### APPLY WHAT YOU READ:
[A] In the FortiBleed FAQ, on what date did CISA issue its formal advisory?
[B] Copy the part of the FortiBleed FAQ that starts at "Frequently asked questions" and ends at "is in scope.", word for word.

### DOCUMENT EXTRACT:
Frequently asked questions
What is FortiBleed and why does it matter for Hawaii businesses?
FortiBleed is a credential exposure campaign against internet-facing Fortinet FortiGate firewalls and SSL VPN gateways. As of June 19, 2026, confirmed credentials were harvested from roughly 86,644 devices in 194 countries, about half of all internet-reachable Fortinet firewalls. CISA issued a formal advisory on June 18, 2026. Any Hawaii business running a FortiGate or FortiOS SSL VPN with internet-facing management or weak password hygiene is in scope.
Is FortiBleed a new CVE that I can patch?
No. FortiBleed itself has no CVE assigned. Fortinet describes it as credential reuse from prior incidents (FG-IR-26-060 and FG-IR-25-647) plus brute-force activity against devices with weak passwords and no MFA. There is no patch that closes it. Related CISA KEV CVEs do apply, including CVE-2026-24858 (CVSS 9.4 FortiCloud SSO bypass) and CVE-2026-35616 (FortiClient EMS), and those should be patched.
What should a Hawaii business with a FortiGate do this week?
Five things, in order: terminate all administrator and SSL VPN sessions; rotate every Fortinet administrator and VPN credential immediately; enforce phishing-resistant MFA on every administrator and VPN account; remove the management interface from public internet exposure; and upgrade FortiOS to 7.2.11, 7.4.8, 7.6.1, or later so new logins use PBKDF2 instead of legacy SHA-256. Do not wait for the next maintenance window.
How do I tell if my Hawaii business is in scope for FortiBleed?
You are in scope if you operate a FortiGate with its management interface or SSL VPN endpoint reachable from the public internet, especially if administrator or VPN passwords were stored as legacy SHA-256 hashes (any device that has not yet upgraded to FortiOS 7.2.11, 7.4.8, or 7.6.1). Public lookup tools like Hudson Rock's Fortinet checker can flag potential exposure but should not replace credential rotation and log review.
What is CVE-2026-24858 and how does it relate to FortiBleed?

### EXCERPTED RECORDS:
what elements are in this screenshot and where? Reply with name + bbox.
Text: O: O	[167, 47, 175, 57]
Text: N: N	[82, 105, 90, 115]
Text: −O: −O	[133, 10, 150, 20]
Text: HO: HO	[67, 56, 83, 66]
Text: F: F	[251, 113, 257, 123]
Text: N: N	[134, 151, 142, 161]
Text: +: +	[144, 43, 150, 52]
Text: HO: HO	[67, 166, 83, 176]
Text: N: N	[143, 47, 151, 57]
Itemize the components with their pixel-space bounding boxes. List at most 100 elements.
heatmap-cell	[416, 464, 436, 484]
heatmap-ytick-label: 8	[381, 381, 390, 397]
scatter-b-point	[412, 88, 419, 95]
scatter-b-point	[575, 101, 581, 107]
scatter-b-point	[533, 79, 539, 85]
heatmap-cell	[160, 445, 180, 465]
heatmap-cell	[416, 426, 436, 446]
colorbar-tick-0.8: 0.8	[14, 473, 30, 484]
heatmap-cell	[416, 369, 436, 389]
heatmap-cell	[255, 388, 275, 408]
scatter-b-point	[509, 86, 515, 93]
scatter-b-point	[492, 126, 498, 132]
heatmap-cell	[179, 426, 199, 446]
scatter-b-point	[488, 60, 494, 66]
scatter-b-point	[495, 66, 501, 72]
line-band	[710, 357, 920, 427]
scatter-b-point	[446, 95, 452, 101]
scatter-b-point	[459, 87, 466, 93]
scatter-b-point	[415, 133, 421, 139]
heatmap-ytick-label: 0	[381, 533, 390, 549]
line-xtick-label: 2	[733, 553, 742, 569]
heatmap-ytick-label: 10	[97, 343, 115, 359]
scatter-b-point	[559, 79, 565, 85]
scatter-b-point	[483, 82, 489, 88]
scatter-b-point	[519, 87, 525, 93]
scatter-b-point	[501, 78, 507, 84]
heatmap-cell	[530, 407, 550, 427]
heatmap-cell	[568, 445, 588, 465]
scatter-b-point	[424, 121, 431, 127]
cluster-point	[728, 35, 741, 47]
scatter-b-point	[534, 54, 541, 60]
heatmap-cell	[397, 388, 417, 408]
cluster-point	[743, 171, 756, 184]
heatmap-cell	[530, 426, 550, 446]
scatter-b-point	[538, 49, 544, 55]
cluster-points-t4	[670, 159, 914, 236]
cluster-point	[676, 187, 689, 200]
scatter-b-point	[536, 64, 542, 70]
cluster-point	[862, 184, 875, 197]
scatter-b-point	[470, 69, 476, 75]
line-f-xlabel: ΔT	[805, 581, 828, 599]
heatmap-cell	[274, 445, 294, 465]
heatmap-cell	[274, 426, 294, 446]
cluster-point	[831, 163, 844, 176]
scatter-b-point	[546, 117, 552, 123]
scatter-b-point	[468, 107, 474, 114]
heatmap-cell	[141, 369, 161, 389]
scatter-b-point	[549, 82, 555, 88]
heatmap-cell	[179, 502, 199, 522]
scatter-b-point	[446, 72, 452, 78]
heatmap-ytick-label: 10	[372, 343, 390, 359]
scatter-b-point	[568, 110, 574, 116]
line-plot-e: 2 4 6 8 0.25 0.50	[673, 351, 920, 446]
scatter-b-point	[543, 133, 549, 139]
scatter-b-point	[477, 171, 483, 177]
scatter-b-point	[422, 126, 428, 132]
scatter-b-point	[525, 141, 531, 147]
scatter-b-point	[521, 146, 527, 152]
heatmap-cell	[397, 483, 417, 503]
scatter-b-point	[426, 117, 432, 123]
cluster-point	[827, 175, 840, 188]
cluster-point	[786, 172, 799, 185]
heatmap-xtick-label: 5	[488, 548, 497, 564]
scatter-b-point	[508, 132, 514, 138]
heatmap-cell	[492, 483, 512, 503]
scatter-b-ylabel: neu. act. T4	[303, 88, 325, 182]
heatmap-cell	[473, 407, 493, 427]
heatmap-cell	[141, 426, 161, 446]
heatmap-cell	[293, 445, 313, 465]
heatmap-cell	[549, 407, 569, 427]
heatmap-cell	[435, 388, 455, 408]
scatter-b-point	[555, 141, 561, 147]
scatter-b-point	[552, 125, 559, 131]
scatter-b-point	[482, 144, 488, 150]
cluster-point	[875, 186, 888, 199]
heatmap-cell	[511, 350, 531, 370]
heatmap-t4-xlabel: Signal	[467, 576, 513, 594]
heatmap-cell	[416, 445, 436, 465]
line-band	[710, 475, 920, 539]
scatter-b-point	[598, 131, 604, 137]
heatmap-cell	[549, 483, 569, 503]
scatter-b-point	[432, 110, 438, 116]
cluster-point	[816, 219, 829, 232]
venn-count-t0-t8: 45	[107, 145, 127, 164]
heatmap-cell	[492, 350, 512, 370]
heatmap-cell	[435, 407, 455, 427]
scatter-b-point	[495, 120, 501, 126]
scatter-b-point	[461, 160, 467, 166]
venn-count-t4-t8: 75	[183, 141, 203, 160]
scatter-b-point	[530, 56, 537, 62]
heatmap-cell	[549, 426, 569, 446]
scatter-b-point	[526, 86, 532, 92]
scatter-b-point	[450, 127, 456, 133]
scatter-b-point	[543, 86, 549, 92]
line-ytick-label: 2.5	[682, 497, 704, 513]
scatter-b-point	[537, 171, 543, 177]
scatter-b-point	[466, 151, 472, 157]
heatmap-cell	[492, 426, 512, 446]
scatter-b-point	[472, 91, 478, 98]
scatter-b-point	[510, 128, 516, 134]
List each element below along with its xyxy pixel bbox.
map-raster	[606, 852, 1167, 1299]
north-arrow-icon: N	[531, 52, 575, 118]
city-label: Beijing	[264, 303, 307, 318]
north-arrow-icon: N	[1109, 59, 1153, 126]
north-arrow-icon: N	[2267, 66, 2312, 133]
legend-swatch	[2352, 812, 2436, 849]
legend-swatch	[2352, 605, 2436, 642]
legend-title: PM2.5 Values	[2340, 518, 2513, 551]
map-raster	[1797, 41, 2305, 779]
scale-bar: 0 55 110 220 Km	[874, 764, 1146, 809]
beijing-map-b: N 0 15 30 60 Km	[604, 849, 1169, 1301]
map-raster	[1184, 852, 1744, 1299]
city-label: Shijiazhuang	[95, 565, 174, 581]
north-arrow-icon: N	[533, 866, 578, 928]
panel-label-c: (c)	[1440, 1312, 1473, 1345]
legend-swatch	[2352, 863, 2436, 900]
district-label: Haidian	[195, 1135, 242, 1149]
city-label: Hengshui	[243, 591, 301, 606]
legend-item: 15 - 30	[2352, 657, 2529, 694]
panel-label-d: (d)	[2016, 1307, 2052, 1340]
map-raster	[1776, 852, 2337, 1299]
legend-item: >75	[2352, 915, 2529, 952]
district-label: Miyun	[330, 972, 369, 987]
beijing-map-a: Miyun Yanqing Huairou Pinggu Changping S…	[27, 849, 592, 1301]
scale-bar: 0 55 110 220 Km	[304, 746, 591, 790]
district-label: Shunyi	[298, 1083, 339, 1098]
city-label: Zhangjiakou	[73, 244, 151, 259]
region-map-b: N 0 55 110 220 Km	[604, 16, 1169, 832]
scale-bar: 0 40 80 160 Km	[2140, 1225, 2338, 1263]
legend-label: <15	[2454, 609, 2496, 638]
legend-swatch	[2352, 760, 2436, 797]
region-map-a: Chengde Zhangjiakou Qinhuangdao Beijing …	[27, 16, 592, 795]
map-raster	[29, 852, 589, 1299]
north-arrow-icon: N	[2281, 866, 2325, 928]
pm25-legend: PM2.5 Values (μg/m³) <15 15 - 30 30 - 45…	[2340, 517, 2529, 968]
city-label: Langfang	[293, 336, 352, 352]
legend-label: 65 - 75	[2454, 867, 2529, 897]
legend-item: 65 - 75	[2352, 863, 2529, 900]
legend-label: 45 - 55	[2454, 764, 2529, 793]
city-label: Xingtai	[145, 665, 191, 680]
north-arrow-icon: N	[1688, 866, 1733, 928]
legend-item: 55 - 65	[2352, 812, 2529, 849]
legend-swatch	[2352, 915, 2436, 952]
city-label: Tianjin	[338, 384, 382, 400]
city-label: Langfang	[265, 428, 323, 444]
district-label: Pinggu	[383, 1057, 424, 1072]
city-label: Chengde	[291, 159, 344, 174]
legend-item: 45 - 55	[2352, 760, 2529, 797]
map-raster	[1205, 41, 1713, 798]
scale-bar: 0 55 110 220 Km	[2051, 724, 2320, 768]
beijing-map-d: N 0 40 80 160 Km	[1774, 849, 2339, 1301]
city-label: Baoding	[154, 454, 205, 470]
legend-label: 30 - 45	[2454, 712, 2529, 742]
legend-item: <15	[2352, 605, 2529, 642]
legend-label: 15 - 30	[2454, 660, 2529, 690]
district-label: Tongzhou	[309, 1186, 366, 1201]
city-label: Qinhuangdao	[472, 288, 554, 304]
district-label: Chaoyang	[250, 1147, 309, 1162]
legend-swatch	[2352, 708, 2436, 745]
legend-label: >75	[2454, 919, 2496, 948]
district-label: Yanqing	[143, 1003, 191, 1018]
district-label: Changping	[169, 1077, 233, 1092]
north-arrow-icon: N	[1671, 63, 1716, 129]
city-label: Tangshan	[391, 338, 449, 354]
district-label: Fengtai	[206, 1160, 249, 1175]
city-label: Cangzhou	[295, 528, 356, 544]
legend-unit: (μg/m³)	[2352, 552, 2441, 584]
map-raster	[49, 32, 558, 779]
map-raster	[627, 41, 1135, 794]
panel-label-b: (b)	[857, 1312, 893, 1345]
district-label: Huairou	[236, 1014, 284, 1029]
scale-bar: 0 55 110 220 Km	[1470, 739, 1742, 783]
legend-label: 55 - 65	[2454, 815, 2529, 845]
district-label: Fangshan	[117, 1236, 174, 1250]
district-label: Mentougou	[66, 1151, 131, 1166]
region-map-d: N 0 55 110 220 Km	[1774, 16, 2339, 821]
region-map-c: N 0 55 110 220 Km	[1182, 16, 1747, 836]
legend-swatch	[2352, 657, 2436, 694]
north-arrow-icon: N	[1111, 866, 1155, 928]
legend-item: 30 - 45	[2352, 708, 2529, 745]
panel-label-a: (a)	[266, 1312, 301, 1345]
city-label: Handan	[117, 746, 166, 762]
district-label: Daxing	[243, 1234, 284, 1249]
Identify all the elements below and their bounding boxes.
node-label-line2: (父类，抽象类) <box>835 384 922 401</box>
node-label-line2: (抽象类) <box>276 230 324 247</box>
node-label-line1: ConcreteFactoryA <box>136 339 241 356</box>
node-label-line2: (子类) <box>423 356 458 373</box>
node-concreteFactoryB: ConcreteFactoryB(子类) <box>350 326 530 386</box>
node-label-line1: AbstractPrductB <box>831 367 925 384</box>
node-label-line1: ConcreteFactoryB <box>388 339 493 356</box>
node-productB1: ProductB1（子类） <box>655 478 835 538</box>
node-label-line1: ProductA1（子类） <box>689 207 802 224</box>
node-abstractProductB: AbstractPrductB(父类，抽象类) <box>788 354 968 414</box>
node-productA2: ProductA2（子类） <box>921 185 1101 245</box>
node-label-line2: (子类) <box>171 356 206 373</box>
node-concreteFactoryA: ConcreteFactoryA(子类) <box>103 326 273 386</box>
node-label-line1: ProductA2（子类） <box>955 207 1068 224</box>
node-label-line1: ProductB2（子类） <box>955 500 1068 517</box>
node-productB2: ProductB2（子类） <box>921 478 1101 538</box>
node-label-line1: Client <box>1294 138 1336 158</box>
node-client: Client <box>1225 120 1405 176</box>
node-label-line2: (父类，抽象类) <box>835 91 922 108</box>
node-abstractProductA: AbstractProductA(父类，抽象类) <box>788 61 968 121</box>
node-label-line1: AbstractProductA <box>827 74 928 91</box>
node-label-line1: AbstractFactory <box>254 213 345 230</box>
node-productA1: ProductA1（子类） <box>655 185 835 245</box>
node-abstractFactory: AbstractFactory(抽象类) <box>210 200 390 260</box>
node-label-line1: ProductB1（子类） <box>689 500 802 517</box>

### OUTPUTS IN ORDER:
[A] June 18, 2026

[B]
Frequently asked questions
What is FortiBleed and why does it matter for Hawaii businesses?
FortiBleed is a credential exposure campaign against internet-facing Fortinet FortiGate firewalls and SSL VPN gateways. As of June 19, 2026, confirmed credentials were harvested from roughly 86,644 devices in 194 countries, about half of all internet-reachable Fortinet firewalls. CISA issued a formal advisory on June 18, 2026. Any Hawaii business running a FortiGate or FortiOS SSL VPN with internet-facing management or weak password hygiene is in scope.